**EXERCISE INSTRUCTIONS**
Count every line in the data below where "представленных" occurs, then state that number and nothing more.

**THE DATA**
######

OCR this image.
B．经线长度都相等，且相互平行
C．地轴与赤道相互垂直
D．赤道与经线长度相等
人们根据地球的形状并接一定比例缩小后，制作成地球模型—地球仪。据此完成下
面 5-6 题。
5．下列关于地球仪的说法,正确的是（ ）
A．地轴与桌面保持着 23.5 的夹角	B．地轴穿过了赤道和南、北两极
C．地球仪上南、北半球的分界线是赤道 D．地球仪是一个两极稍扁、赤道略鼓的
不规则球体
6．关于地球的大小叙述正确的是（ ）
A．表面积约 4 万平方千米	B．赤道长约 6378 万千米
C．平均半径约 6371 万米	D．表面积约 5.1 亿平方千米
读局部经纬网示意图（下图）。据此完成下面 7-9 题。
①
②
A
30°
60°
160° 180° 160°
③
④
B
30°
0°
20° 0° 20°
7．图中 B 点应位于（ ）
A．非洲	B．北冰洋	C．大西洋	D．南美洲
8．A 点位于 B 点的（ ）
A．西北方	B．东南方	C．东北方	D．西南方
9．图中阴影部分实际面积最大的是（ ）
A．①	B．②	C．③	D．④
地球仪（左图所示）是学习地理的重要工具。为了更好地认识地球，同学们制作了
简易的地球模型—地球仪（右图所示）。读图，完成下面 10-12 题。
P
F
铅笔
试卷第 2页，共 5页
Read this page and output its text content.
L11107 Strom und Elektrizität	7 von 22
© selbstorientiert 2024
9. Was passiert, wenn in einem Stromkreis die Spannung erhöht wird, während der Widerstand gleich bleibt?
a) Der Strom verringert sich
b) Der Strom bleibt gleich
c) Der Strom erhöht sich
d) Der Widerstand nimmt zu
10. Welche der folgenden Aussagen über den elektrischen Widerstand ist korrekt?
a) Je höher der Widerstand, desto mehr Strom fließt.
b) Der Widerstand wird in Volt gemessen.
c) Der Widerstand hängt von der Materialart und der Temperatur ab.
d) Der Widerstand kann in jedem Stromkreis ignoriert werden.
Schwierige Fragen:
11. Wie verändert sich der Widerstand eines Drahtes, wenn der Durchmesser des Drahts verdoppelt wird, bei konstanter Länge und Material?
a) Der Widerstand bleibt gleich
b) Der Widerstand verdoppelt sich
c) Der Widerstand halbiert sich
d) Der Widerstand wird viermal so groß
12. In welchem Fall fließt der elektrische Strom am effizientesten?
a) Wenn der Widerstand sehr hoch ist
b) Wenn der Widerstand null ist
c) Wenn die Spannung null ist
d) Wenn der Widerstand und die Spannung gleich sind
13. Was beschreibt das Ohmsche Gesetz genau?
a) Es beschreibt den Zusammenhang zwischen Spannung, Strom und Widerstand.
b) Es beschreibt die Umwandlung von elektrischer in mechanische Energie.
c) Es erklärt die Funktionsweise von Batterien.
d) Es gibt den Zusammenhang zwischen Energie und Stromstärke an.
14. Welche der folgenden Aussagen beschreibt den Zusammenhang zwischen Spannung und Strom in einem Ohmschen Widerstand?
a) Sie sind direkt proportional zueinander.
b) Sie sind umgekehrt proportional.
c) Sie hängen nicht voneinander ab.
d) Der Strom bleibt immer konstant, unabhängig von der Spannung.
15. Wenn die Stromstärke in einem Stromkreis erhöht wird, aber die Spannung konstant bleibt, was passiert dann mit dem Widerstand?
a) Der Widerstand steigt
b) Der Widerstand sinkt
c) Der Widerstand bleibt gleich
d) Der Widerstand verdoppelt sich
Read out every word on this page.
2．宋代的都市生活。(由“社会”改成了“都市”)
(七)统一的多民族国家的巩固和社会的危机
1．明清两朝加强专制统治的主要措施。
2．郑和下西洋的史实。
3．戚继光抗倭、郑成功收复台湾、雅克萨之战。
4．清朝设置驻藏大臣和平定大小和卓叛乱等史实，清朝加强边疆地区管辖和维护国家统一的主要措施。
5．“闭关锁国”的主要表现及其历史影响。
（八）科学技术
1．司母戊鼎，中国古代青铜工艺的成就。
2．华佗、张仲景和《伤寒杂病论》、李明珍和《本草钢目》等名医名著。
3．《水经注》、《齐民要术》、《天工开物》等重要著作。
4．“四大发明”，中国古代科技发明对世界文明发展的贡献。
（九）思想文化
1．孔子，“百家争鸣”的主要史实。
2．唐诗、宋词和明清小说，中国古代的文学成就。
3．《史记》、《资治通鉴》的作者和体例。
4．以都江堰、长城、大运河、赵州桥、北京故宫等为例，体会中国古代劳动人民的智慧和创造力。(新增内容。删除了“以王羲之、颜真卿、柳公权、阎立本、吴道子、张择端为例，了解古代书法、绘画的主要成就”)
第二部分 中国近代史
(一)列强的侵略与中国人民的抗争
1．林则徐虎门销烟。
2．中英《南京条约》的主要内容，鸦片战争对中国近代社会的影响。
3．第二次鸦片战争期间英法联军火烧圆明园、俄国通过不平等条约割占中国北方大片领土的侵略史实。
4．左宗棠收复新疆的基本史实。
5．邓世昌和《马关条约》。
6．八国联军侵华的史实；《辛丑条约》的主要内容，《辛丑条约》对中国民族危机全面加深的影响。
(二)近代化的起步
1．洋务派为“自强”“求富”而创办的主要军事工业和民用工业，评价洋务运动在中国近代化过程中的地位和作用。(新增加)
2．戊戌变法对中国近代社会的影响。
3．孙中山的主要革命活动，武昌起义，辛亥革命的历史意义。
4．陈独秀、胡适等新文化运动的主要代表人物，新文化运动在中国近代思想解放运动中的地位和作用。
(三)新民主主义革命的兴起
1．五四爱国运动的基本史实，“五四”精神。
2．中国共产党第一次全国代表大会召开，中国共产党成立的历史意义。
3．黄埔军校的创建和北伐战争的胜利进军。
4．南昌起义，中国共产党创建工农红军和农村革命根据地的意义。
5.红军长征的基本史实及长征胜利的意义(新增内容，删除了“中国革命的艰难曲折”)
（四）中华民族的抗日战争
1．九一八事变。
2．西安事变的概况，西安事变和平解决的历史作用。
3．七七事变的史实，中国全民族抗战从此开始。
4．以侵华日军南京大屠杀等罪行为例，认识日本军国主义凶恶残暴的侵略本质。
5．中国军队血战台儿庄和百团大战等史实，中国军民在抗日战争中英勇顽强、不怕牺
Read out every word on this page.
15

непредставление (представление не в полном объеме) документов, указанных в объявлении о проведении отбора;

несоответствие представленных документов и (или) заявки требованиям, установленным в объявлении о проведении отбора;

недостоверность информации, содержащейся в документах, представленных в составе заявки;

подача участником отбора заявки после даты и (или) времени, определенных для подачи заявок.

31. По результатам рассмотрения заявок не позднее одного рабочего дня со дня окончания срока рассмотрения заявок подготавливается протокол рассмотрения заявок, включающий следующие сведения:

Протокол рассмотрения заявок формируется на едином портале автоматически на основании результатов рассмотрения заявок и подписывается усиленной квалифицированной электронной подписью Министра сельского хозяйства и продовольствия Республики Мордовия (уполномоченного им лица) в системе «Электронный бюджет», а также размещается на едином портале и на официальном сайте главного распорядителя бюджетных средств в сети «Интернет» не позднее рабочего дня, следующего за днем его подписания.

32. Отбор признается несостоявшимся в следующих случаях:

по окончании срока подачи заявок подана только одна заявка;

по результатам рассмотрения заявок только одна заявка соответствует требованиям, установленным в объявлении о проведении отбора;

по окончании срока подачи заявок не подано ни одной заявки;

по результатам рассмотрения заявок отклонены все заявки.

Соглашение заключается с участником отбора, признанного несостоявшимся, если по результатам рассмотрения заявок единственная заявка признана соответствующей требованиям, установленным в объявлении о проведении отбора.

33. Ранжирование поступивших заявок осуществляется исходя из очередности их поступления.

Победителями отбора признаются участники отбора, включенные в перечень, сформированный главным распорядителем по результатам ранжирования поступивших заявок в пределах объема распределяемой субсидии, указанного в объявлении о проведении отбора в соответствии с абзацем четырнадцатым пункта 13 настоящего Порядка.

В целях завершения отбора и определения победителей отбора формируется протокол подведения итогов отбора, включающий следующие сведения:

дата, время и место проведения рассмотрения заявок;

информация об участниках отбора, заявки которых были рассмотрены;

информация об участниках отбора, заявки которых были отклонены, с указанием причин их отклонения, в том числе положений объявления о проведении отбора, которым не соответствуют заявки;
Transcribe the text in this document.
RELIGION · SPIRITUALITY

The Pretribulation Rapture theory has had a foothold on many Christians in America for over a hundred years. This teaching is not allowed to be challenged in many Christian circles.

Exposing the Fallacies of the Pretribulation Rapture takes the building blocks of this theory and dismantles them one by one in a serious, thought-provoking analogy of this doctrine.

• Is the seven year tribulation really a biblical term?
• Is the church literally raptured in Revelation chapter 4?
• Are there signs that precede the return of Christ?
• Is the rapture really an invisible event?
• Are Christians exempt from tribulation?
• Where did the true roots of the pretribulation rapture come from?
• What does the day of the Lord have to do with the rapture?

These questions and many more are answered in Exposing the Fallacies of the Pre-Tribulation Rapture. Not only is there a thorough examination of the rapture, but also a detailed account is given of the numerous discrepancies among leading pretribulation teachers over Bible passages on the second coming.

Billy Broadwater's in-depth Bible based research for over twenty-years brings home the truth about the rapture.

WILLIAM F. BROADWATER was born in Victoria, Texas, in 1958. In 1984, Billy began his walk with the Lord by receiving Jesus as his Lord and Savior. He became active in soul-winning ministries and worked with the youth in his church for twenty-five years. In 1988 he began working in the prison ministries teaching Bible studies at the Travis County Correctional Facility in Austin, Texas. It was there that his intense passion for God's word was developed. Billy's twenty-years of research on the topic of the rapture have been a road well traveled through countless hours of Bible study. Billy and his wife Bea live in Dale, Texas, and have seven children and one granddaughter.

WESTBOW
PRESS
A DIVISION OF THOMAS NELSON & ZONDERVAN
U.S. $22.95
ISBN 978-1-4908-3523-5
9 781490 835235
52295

######

**WRITTEN SOLUTION**
2